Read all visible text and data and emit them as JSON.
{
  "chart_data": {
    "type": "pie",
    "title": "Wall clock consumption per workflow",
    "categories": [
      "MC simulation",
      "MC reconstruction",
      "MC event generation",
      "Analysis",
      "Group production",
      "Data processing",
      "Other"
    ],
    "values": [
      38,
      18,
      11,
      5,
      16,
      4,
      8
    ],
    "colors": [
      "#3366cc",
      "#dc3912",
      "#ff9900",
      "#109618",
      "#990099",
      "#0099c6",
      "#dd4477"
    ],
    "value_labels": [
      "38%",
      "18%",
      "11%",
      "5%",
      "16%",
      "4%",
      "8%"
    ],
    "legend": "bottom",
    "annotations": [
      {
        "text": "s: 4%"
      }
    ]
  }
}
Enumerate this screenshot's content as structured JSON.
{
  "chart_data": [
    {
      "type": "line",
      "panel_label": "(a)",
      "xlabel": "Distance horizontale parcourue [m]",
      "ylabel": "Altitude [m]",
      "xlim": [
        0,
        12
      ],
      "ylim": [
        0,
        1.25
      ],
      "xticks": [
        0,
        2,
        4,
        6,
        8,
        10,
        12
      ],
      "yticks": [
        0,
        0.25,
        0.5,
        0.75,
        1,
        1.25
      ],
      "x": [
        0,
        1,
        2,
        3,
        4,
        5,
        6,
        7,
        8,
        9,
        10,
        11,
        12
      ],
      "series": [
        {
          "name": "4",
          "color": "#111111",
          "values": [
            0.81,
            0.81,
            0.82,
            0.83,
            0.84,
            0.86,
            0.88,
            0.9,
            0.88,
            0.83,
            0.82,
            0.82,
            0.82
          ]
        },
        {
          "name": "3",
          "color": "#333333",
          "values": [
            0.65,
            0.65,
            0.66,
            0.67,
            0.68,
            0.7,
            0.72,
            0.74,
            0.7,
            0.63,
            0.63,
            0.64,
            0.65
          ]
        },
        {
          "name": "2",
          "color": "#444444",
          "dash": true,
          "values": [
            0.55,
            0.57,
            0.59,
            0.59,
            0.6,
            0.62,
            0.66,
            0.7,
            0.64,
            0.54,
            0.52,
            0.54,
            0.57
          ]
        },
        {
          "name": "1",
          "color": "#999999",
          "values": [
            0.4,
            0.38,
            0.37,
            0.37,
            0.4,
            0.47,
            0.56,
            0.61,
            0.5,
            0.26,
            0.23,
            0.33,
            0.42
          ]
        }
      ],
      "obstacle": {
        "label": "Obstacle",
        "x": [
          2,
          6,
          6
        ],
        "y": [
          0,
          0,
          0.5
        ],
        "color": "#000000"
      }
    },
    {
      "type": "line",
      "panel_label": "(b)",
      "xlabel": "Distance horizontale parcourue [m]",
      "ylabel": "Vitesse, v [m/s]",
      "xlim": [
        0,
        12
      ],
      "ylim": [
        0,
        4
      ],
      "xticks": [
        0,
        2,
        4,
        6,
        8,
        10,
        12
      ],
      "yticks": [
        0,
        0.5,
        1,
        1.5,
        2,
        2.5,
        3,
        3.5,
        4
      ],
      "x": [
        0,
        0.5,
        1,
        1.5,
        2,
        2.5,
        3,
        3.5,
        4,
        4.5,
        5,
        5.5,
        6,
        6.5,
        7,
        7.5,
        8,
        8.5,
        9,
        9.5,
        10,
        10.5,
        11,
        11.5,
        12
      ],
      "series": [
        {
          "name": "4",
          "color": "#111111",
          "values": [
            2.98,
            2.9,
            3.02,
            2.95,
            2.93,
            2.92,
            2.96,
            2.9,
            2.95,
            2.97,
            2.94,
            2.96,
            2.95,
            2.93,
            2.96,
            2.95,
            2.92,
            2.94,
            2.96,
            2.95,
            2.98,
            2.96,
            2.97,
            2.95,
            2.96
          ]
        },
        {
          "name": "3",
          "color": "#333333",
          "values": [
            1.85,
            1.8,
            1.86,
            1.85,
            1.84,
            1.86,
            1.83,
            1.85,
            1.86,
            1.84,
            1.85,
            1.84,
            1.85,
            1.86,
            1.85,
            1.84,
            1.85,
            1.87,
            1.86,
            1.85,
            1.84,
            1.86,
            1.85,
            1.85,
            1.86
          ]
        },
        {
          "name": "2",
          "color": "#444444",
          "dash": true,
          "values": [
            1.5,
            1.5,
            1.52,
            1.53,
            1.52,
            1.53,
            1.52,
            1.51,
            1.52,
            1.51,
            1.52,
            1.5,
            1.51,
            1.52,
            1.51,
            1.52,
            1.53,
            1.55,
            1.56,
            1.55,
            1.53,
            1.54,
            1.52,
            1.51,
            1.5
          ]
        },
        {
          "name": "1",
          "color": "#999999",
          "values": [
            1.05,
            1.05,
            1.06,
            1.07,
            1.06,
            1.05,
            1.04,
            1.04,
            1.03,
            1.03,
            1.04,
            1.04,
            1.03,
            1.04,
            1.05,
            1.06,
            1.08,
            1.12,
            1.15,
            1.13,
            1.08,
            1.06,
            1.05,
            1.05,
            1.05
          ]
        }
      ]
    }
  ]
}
--*--
Directions -
Find the string "ylabel" in the entries above and return each line that holds it.

Result -
      "ylabel": "Altitude [m]",
      "ylabel": "Vitesse, v [m/s]",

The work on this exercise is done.